Dataset records:
......

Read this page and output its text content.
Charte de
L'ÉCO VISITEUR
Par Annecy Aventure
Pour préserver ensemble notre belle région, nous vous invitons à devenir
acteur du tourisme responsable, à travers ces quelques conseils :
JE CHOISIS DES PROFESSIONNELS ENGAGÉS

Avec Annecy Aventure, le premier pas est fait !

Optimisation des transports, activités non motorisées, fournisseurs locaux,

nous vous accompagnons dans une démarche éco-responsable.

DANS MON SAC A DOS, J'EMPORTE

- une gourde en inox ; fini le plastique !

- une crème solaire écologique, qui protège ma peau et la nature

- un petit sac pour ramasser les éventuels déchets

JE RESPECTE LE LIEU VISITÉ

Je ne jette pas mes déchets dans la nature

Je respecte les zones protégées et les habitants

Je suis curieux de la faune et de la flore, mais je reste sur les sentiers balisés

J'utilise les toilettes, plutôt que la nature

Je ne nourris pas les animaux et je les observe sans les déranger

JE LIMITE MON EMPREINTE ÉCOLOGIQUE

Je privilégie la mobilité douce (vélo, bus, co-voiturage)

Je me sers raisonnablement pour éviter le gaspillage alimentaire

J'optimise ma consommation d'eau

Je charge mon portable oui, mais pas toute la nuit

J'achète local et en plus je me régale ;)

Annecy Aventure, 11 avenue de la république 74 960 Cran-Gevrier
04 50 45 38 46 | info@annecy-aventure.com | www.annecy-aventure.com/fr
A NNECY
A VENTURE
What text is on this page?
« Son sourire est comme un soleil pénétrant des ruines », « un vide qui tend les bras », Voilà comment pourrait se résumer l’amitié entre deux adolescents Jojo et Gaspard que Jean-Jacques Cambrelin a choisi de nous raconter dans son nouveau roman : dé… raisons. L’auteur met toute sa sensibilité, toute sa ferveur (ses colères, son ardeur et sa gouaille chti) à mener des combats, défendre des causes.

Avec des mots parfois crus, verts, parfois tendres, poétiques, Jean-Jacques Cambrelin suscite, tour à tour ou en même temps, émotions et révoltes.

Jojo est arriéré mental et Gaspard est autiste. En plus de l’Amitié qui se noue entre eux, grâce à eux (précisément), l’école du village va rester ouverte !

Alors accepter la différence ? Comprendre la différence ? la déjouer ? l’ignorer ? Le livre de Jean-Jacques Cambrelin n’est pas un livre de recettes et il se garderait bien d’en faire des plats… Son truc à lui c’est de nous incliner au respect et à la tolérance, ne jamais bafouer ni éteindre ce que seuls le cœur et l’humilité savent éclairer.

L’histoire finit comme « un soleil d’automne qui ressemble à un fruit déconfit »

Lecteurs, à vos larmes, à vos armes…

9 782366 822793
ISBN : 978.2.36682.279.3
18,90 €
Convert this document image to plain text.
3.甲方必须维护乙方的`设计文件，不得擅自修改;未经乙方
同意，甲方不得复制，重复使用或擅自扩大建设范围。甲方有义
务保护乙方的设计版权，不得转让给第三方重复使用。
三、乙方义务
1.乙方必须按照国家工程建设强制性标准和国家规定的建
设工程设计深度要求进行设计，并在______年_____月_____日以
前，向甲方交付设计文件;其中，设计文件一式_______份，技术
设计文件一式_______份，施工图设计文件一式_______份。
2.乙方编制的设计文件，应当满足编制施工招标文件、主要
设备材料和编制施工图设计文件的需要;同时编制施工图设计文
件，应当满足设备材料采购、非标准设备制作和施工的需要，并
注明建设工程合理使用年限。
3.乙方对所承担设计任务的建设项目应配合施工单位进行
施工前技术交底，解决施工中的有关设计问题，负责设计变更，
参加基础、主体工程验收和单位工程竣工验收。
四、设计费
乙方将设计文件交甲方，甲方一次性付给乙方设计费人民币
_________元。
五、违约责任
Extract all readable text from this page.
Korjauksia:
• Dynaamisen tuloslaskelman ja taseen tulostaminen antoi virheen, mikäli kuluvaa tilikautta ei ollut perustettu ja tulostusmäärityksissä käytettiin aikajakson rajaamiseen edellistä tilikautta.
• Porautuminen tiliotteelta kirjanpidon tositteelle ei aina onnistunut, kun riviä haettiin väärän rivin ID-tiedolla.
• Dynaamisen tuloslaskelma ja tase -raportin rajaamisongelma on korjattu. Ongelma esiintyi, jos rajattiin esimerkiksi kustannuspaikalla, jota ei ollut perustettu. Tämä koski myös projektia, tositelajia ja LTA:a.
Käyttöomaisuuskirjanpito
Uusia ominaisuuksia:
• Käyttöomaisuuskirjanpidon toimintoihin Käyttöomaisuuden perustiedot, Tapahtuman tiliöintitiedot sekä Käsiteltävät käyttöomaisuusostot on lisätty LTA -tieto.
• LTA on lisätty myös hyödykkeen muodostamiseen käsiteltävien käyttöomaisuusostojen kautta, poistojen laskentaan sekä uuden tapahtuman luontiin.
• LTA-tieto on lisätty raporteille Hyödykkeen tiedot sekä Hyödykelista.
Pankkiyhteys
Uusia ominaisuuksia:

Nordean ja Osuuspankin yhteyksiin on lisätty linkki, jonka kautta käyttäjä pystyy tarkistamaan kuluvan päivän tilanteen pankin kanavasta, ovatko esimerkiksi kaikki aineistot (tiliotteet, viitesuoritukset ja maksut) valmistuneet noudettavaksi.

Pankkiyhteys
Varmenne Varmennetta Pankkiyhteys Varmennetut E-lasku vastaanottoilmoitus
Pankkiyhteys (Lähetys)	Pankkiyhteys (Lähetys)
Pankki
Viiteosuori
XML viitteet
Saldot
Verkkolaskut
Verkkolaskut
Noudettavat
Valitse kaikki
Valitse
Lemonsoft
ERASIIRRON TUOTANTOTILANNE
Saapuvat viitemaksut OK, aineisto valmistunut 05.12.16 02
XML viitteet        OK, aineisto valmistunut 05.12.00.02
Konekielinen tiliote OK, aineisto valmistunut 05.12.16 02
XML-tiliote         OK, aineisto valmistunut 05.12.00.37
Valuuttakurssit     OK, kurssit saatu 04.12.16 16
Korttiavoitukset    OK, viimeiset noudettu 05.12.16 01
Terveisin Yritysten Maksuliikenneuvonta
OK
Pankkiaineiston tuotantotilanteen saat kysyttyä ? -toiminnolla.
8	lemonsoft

......

Goal of the exercise
Which lines of the data include "vous"? Copy each of them.

Exercise result
Pour préserver ensemble notre belle région, nous vous invitons à devenir
nous vous accompagnons dans une démarche éco-responsable.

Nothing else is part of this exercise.